> **The request**: Go through the entries below and copy each line containing the word "Patch".

[START Task inputs]

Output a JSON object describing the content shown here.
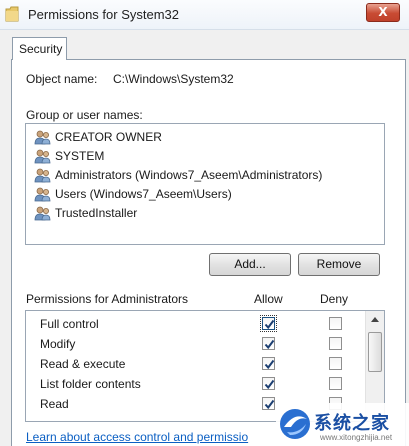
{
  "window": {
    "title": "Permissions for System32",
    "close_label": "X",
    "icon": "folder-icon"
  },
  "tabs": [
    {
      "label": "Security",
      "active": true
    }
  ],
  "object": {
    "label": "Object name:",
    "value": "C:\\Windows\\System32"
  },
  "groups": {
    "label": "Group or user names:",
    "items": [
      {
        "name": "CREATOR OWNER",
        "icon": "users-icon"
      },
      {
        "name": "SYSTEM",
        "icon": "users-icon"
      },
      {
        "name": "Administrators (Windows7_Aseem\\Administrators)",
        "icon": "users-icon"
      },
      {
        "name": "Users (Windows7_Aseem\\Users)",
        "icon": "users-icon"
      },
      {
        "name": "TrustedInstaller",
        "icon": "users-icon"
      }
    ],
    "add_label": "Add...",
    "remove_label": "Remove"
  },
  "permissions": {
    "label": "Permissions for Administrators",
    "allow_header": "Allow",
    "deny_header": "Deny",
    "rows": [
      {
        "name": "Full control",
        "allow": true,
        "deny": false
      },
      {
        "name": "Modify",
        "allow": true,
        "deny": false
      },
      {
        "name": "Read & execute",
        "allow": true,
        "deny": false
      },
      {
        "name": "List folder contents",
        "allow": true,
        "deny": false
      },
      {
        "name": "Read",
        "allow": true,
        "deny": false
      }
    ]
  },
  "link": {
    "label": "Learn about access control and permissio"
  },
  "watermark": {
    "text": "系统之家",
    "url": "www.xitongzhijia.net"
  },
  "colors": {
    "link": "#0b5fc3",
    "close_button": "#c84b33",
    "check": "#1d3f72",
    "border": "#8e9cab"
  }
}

[END Task inputs]
[START Task inputs]

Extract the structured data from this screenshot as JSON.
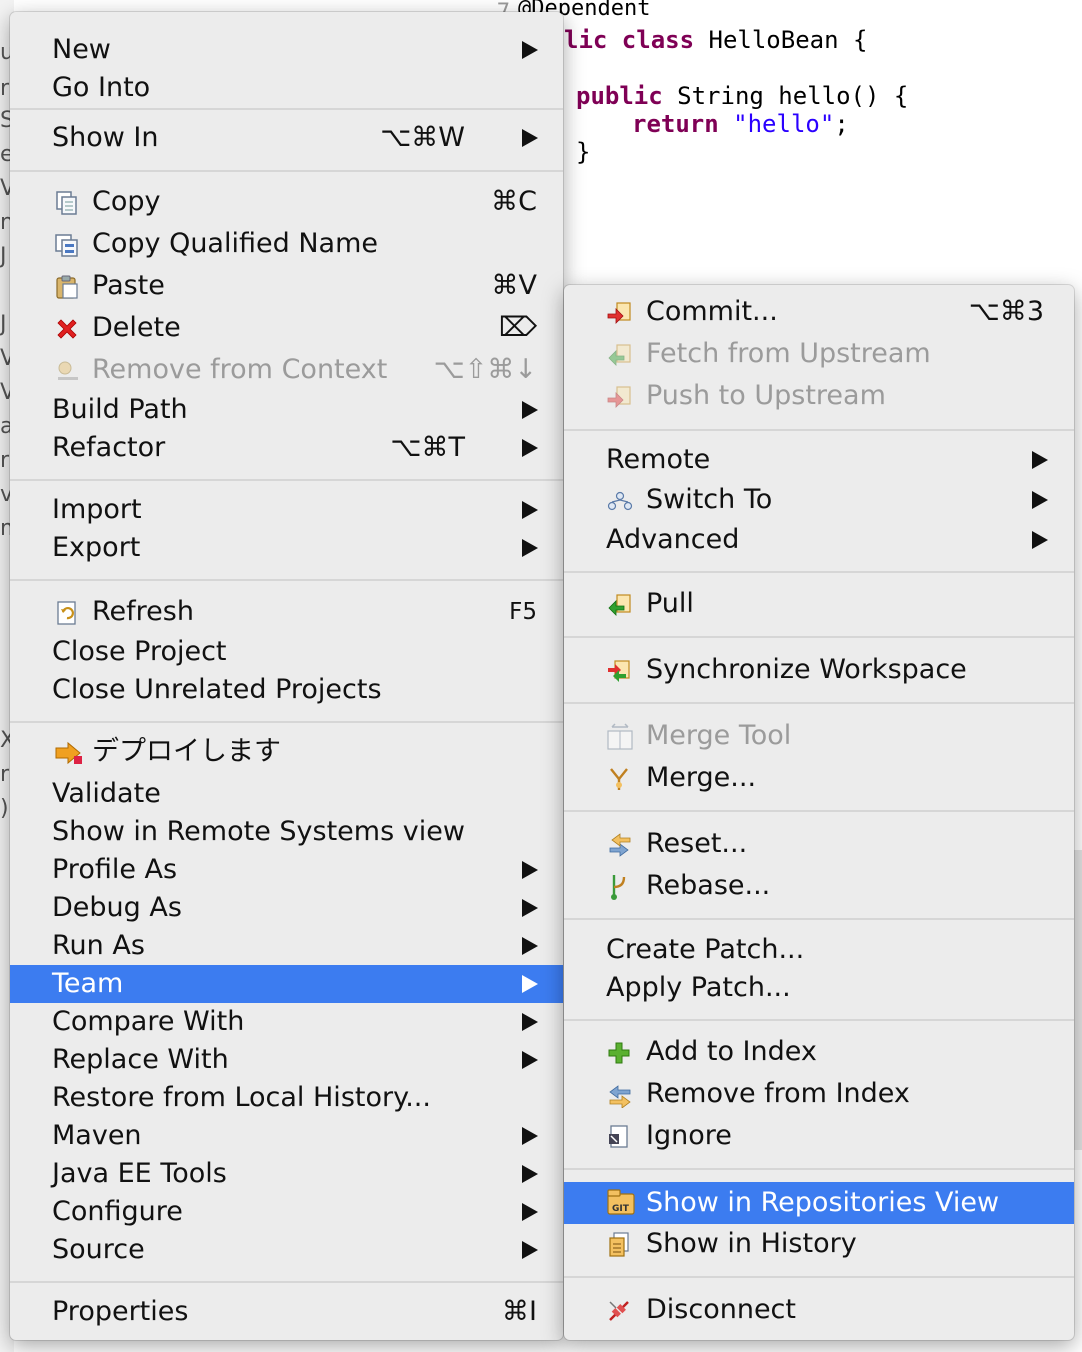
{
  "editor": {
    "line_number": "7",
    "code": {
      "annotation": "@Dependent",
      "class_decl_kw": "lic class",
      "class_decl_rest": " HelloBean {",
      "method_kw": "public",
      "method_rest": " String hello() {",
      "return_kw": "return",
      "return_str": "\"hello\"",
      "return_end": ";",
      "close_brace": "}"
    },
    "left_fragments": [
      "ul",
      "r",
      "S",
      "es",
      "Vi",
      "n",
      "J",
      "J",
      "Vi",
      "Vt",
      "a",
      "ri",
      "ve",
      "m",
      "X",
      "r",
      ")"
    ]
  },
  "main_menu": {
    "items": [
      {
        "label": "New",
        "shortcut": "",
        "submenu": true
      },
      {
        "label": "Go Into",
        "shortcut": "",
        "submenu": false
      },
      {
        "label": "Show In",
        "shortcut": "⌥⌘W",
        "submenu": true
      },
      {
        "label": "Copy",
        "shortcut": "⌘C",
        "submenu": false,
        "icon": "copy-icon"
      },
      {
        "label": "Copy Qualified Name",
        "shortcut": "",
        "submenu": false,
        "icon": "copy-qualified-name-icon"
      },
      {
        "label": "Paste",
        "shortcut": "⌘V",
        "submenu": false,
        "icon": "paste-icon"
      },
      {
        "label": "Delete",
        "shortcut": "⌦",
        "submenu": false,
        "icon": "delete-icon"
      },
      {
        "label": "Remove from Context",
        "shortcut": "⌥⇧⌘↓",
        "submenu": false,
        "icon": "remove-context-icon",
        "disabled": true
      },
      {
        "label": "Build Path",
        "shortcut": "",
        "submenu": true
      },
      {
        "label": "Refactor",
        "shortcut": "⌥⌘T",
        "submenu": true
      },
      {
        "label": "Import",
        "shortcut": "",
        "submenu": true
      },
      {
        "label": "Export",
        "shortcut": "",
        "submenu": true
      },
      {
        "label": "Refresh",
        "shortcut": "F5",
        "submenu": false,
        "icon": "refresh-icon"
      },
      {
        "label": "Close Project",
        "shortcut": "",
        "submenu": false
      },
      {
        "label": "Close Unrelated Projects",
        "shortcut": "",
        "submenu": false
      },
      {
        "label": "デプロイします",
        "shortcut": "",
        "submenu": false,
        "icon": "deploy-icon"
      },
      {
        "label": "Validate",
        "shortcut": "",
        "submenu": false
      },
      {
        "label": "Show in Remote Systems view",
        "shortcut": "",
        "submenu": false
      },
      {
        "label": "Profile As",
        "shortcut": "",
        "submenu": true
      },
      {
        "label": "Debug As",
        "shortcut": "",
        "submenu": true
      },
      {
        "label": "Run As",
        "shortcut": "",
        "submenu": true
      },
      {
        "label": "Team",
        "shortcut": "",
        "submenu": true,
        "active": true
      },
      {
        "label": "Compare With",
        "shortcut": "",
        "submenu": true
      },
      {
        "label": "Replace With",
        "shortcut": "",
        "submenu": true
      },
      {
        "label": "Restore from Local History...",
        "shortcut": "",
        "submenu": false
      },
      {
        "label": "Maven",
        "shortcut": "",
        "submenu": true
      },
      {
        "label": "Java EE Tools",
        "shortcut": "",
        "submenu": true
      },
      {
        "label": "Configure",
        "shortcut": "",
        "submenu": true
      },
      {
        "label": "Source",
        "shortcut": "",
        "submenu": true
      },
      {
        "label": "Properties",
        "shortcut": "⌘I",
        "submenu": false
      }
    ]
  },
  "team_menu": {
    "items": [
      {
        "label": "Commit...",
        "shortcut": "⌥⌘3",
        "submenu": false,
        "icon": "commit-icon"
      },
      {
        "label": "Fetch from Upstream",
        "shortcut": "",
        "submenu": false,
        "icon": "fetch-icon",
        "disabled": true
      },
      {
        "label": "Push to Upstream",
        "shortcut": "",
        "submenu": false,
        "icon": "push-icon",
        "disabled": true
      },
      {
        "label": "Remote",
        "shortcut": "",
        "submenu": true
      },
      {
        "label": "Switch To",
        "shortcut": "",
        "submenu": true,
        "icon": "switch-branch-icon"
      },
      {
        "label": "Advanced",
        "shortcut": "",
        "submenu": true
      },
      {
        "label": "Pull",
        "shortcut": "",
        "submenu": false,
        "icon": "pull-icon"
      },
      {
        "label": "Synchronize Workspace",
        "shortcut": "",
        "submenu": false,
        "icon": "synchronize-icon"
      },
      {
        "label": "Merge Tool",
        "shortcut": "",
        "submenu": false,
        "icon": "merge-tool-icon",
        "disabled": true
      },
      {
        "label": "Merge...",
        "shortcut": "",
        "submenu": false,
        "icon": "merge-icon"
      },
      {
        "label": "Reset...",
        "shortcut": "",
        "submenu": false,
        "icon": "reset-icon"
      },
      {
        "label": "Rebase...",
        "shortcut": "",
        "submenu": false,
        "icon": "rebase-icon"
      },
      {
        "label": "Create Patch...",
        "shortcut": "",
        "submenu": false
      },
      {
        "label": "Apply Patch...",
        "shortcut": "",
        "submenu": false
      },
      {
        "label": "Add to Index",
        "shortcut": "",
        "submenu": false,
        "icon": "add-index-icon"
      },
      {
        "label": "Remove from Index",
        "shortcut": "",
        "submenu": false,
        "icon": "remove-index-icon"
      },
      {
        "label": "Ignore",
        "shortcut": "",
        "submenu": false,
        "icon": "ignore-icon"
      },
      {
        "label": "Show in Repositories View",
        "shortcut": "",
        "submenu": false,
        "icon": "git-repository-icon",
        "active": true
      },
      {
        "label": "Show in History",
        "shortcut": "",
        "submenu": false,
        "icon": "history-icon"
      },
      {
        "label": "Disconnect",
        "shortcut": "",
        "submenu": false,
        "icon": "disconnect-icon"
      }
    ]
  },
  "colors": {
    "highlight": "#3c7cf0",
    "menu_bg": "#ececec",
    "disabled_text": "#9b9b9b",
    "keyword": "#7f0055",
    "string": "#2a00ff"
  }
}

[END Task inputs]

> **Output for this task**:
        "label": "Create Patch...",
        "label": "Apply Patch...",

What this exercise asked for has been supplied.